§ **Task details**: Copy the lines below as they are; omit the images they contain.

§ **Material supplied**:
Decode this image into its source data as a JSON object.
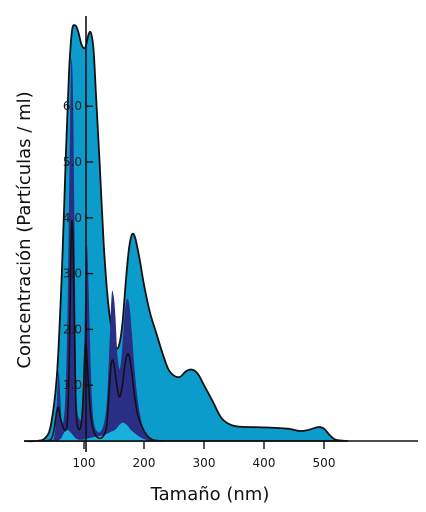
{
  "chart_data": {
    "type": "area",
    "title": "",
    "xlabel": "Tamaño (nm)",
    "ylabel": "Concentración (Partículas / ml)",
    "xlim": [
      0,
      550
    ],
    "ylim": [
      0,
      7.6
    ],
    "grid": false,
    "legend": "none",
    "x_ticks": [
      100,
      200,
      300,
      400,
      500
    ],
    "y_ticks": [
      1.0,
      2.0,
      3.0,
      4.0,
      5.0,
      6.0
    ],
    "y_tick_labels": [
      "1.0",
      "2.0",
      "3.0",
      "4.0",
      "5.0",
      "6.0"
    ],
    "colors": {
      "outer": "#0b9ccc",
      "inner": "#2a2e85",
      "light": "#1ab0dd",
      "stroke": "#111111"
    },
    "series": [
      {
        "fill": "outer",
        "outline": true,
        "points": [
          [
            0,
            0
          ],
          [
            20,
            0
          ],
          [
            35,
            0.05
          ],
          [
            45,
            0.3
          ],
          [
            55,
            1.2
          ],
          [
            63,
            3.0
          ],
          [
            70,
            5.2
          ],
          [
            75,
            6.6
          ],
          [
            80,
            7.35
          ],
          [
            85,
            7.45
          ],
          [
            90,
            7.35
          ],
          [
            96,
            7.1
          ],
          [
            102,
            7.05
          ],
          [
            108,
            7.3
          ],
          [
            112,
            7.3
          ],
          [
            116,
            7.0
          ],
          [
            120,
            6.2
          ],
          [
            126,
            5.0
          ],
          [
            133,
            3.5
          ],
          [
            140,
            2.5
          ],
          [
            146,
            2.0
          ],
          [
            152,
            1.7
          ],
          [
            158,
            1.7
          ],
          [
            164,
            2.1
          ],
          [
            170,
            2.9
          ],
          [
            175,
            3.45
          ],
          [
            180,
            3.7
          ],
          [
            185,
            3.65
          ],
          [
            192,
            3.3
          ],
          [
            200,
            2.8
          ],
          [
            210,
            2.3
          ],
          [
            220,
            1.95
          ],
          [
            230,
            1.6
          ],
          [
            240,
            1.3
          ],
          [
            250,
            1.17
          ],
          [
            260,
            1.15
          ],
          [
            270,
            1.25
          ],
          [
            280,
            1.28
          ],
          [
            290,
            1.2
          ],
          [
            300,
            1.0
          ],
          [
            315,
            0.7
          ],
          [
            330,
            0.4
          ],
          [
            350,
            0.27
          ],
          [
            380,
            0.25
          ],
          [
            410,
            0.24
          ],
          [
            440,
            0.22
          ],
          [
            460,
            0.18
          ],
          [
            475,
            0.2
          ],
          [
            490,
            0.25
          ],
          [
            500,
            0.22
          ],
          [
            510,
            0.1
          ],
          [
            520,
            0.02
          ],
          [
            540,
            0
          ]
        ]
      },
      {
        "fill": "inner",
        "outline": false,
        "points": [
          [
            45,
            0
          ],
          [
            55,
            0.05
          ],
          [
            62,
            0.2
          ],
          [
            68,
            0.6
          ],
          [
            72,
            2.0
          ],
          [
            75,
            4.2
          ],
          [
            78,
            6.5
          ],
          [
            80,
            6.8
          ],
          [
            82,
            6.0
          ],
          [
            84,
            4.0
          ],
          [
            86,
            2.0
          ],
          [
            88,
            0.7
          ],
          [
            92,
            0.4
          ],
          [
            96,
            0.5
          ],
          [
            100,
            1.5
          ],
          [
            103,
            3.2
          ],
          [
            105,
            3.5
          ],
          [
            107,
            3.0
          ],
          [
            110,
            1.8
          ],
          [
            113,
            0.8
          ],
          [
            117,
            0.3
          ],
          [
            125,
            0.15
          ],
          [
            133,
            0.3
          ],
          [
            138,
            0.7
          ],
          [
            142,
            1.6
          ],
          [
            146,
            2.6
          ],
          [
            149,
            2.62
          ],
          [
            152,
            2.3
          ],
          [
            156,
            1.5
          ],
          [
            160,
            1.3
          ],
          [
            164,
            1.7
          ],
          [
            168,
            2.3
          ],
          [
            172,
            2.55
          ],
          [
            176,
            2.4
          ],
          [
            180,
            1.9
          ],
          [
            185,
            1.2
          ],
          [
            190,
            0.7
          ],
          [
            197,
            0.3
          ],
          [
            205,
            0.1
          ],
          [
            220,
            0
          ]
        ]
      },
      {
        "fill": "inner",
        "outline": false,
        "points": [
          [
            49,
            0
          ],
          [
            53,
            0.3
          ],
          [
            56,
            1.0
          ],
          [
            58,
            1.25
          ],
          [
            60,
            0.9
          ],
          [
            63,
            0.3
          ],
          [
            66,
            0
          ]
        ]
      },
      {
        "fill": "light",
        "outline": false,
        "points": [
          [
            55,
            0
          ],
          [
            62,
            0.05
          ],
          [
            70,
            0.2
          ],
          [
            78,
            0.15
          ],
          [
            86,
            0.05
          ],
          [
            95,
            0.02
          ],
          [
            108,
            0.05
          ],
          [
            120,
            0.08
          ],
          [
            132,
            0.1
          ],
          [
            142,
            0.15
          ],
          [
            152,
            0.2
          ],
          [
            160,
            0.3
          ],
          [
            165,
            0.33
          ],
          [
            172,
            0.28
          ],
          [
            180,
            0.18
          ],
          [
            195,
            0.06
          ],
          [
            210,
            0
          ]
        ]
      }
    ],
    "lines": [
      {
        "stroke": "stroke",
        "points": [
          [
            35,
            0
          ],
          [
            45,
            0.03
          ],
          [
            50,
            0.2
          ],
          [
            54,
            0.5
          ],
          [
            57,
            0.6
          ],
          [
            60,
            0.45
          ],
          [
            65,
            0.25
          ],
          [
            70,
            0.2
          ],
          [
            73,
            0.5
          ],
          [
            76,
            1.8
          ],
          [
            78,
            3.3
          ],
          [
            80,
            3.95
          ],
          [
            82,
            3.4
          ],
          [
            84,
            2.0
          ],
          [
            86,
            0.8
          ],
          [
            88,
            0.35
          ],
          [
            92,
            0.2
          ],
          [
            96,
            0.35
          ],
          [
            99,
            0.9
          ],
          [
            101,
            1.5
          ],
          [
            103,
            1.75
          ],
          [
            105,
            1.5
          ],
          [
            108,
            0.9
          ],
          [
            112,
            0.4
          ],
          [
            117,
            0.15
          ],
          [
            125,
            0.05
          ],
          [
            133,
            0.1
          ],
          [
            138,
            0.3
          ],
          [
            142,
            0.9
          ],
          [
            145,
            1.35
          ],
          [
            148,
            1.45
          ],
          [
            151,
            1.3
          ],
          [
            154,
            1.05
          ],
          [
            157,
            0.85
          ],
          [
            160,
            0.8
          ],
          [
            164,
            1.0
          ],
          [
            168,
            1.35
          ],
          [
            172,
            1.55
          ],
          [
            176,
            1.5
          ],
          [
            180,
            1.2
          ],
          [
            185,
            0.75
          ],
          [
            190,
            0.45
          ],
          [
            197,
            0.25
          ],
          [
            205,
            0.1
          ],
          [
            215,
            0.02
          ],
          [
            230,
            0
          ]
        ]
      }
    ]
  }
}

§ **Solution to this exercise**:
Decode this image into its source data as a JSON object.
{
  "chart_data": {
    "type": "area",
    "title": "",
    "xlabel": "Tamaño (nm)",
    "ylabel": "Concentración (Partículas / ml)",
    "xlim": [
      0,
      550
    ],
    "ylim": [
      0,
      7.6
    ],
    "grid": false,
    "legend": "none",
    "x_ticks": [
      100,
      200,
      300,
      400,
      500
    ],
    "y_ticks": [
      1.0,
      2.0,
      3.0,
      4.0,
      5.0,
      6.0
    ],
    "y_tick_labels": [
      "1.0",
      "2.0",
      "3.0",
      "4.0",
      "5.0",
      "6.0"
    ],
    "colors": {
      "outer": "#0b9ccc",
      "inner": "#2a2e85",
      "light": "#1ab0dd",
      "stroke": "#111111"
    },
    "series": [
      {
        "fill": "outer",
        "outline": true,
        "points": [
          [
            0,
            0
          ],
          [
            20,
            0
          ],
          [
            35,
            0.05
          ],
          [
            45,
            0.3
          ],
          [
            55,
            1.2
          ],
          [
            63,
            3.0
          ],
          [
            70,
            5.2
          ],
          [
            75,
            6.6
          ],
          [
            80,
            7.35
          ],
          [
            85,
            7.45
          ],
          [
            90,
            7.35
          ],
          [
            96,
            7.1
          ],
          [
            102,
            7.05
          ],
          [
            108,
            7.3
          ],
          [
            112,
            7.3
          ],
          [
            116,
            7.0
          ],
          [
            120,
            6.2
          ],
          [
            126,
            5.0
          ],
          [
            133,
            3.5
          ],
          [
            140,
            2.5
          ],
          [
            146,
            2.0
          ],
          [
            152,
            1.7
          ],
          [
            158,
            1.7
          ],
          [
            164,
            2.1
          ],
          [
            170,
            2.9
          ],
          [
            175,
            3.45
          ],
          [
            180,
            3.7
          ],
          [
            185,
            3.65
          ],
          [
            192,
            3.3
          ],
          [
            200,
            2.8
          ],
          [
            210,
            2.3
          ],
          [
            220,
            1.95
          ],
          [
            230,
            1.6
          ],
          [
            240,
            1.3
          ],
          [
            250,
            1.17
          ],
          [
            260,
            1.15
          ],
          [
            270,
            1.25
          ],
          [
            280,
            1.28
          ],
          [
            290,
            1.2
          ],
          [
            300,
            1.0
          ],
          [
            315,
            0.7
          ],
          [
            330,
            0.4
          ],
          [
            350,
            0.27
          ],
          [
            380,
            0.25
          ],
          [
            410,
            0.24
          ],
          [
            440,
            0.22
          ],
          [
            460,
            0.18
          ],
          [
            475,
            0.2
          ],
          [
            490,
            0.25
          ],
          [
            500,
            0.22
          ],
          [
            510,
            0.1
          ],
          [
            520,
            0.02
          ],
          [
            540,
            0
          ]
        ]
      },
      {
        "fill": "inner",
        "outline": false,
        "points": [
          [
            45,
            0
          ],
          [
            55,
            0.05
          ],
          [
            62,
            0.2
          ],
          [
            68,
            0.6
          ],
          [
            72,
            2.0
          ],
          [
            75,
            4.2
          ],
          [
            78,
            6.5
          ],
          [
            80,
            6.8
          ],
          [
            82,
            6.0
          ],
          [
            84,
            4.0
          ],
          [
            86,
            2.0
          ],
          [
            88,
            0.7
          ],
          [
            92,
            0.4
          ],
          [
            96,
            0.5
          ],
          [
            100,
            1.5
          ],
          [
            103,
            3.2
          ],
          [
            105,
            3.5
          ],
          [
            107,
            3.0
          ],
          [
            110,
            1.8
          ],
          [
            113,
            0.8
          ],
          [
            117,
            0.3
          ],
          [
            125,
            0.15
          ],
          [
            133,
            0.3
          ],
          [
            138,
            0.7
          ],
          [
            142,
            1.6
          ],
          [
            146,
            2.6
          ],
          [
            149,
            2.62
          ],
          [
            152,
            2.3
          ],
          [
            156,
            1.5
          ],
          [
            160,
            1.3
          ],
          [
            164,
            1.7
          ],
          [
            168,
            2.3
          ],
          [
            172,
            2.55
          ],
          [
            176,
            2.4
          ],
          [
            180,
            1.9
          ],
          [
            185,
            1.2
          ],
          [
            190,
            0.7
          ],
          [
            197,
            0.3
          ],
          [
            205,
            0.1
          ],
          [
            220,
            0
          ]
        ]
      },
      {
        "fill": "inner",
        "outline": false,
        "points": [
          [
            49,
            0
          ],
          [
            53,
            0.3
          ],
          [
            56,
            1.0
          ],
          [
            58,
            1.25
          ],
          [
            60,
            0.9
          ],
          [
            63,
            0.3
          ],
          [
            66,
            0
          ]
        ]
      },
      {
        "fill": "light",
        "outline": false,
        "points": [
          [
            55,
            0
          ],
          [
            62,
            0.05
          ],
          [
            70,
            0.2
          ],
          [
            78,
            0.15
          ],
          [
            86,
            0.05
          ],
          [
            95,
            0.02
          ],
          [
            108,
            0.05
          ],
          [
            120,
            0.08
          ],
          [
            132,
            0.1
          ],
          [
            142,
            0.15
          ],
          [
            152,
            0.2
          ],
          [
            160,
            0.3
          ],
          [
            165,
            0.33
          ],
          [
            172,
            0.28
          ],
          [
            180,
            0.18
          ],
          [
            195,
            0.06
          ],
          [
            210,
            0
          ]
        ]
      }
    ],
    "lines": [
      {
        "stroke": "stroke",
        "points": [
          [
            35,
            0
          ],
          [
            45,
            0.03
          ],
          [
            50,
            0.2
          ],
          [
            54,
            0.5
          ],
          [
            57,
            0.6
          ],
          [
            60,
            0.45
          ],
          [
            65,
            0.25
          ],
          [
            70,
            0.2
          ],
          [
            73,
            0.5
          ],
          [
            76,
            1.8
          ],
          [
            78,
            3.3
          ],
          [
            80,
            3.95
          ],
          [
            82,
            3.4
          ],
          [
            84,
            2.0
          ],
          [
            86,
            0.8
          ],
          [
            88,
            0.35
          ],
          [
            92,
            0.2
          ],
          [
            96,
            0.35
          ],
          [
            99,
            0.9
          ],
          [
            101,
            1.5
          ],
          [
            103,
            1.75
          ],
          [
            105,
            1.5
          ],
          [
            108,
            0.9
          ],
          [
            112,
            0.4
          ],
          [
            117,
            0.15
          ],
          [
            125,
            0.05
          ],
          [
            133,
            0.1
          ],
          [
            138,
            0.3
          ],
          [
            142,
            0.9
          ],
          [
            145,
            1.35
          ],
          [
            148,
            1.45
          ],
          [
            151,
            1.3
          ],
          [
            154,
            1.05
          ],
          [
            157,
            0.85
          ],
          [
            160,
            0.8
          ],
          [
            164,
            1.0
          ],
          [
            168,
            1.35
          ],
          [
            172,
            1.55
          ],
          [
            176,
            1.5
          ],
          [
            180,
            1.2
          ],
          [
            185,
            0.75
          ],
          [
            190,
            0.45
          ],
          [
            197,
            0.25
          ],
          [
            205,
            0.1
          ],
          [
            215,
            0.02
          ],
          [
            230,
            0
          ]
        ]
      }
    ]
  }
}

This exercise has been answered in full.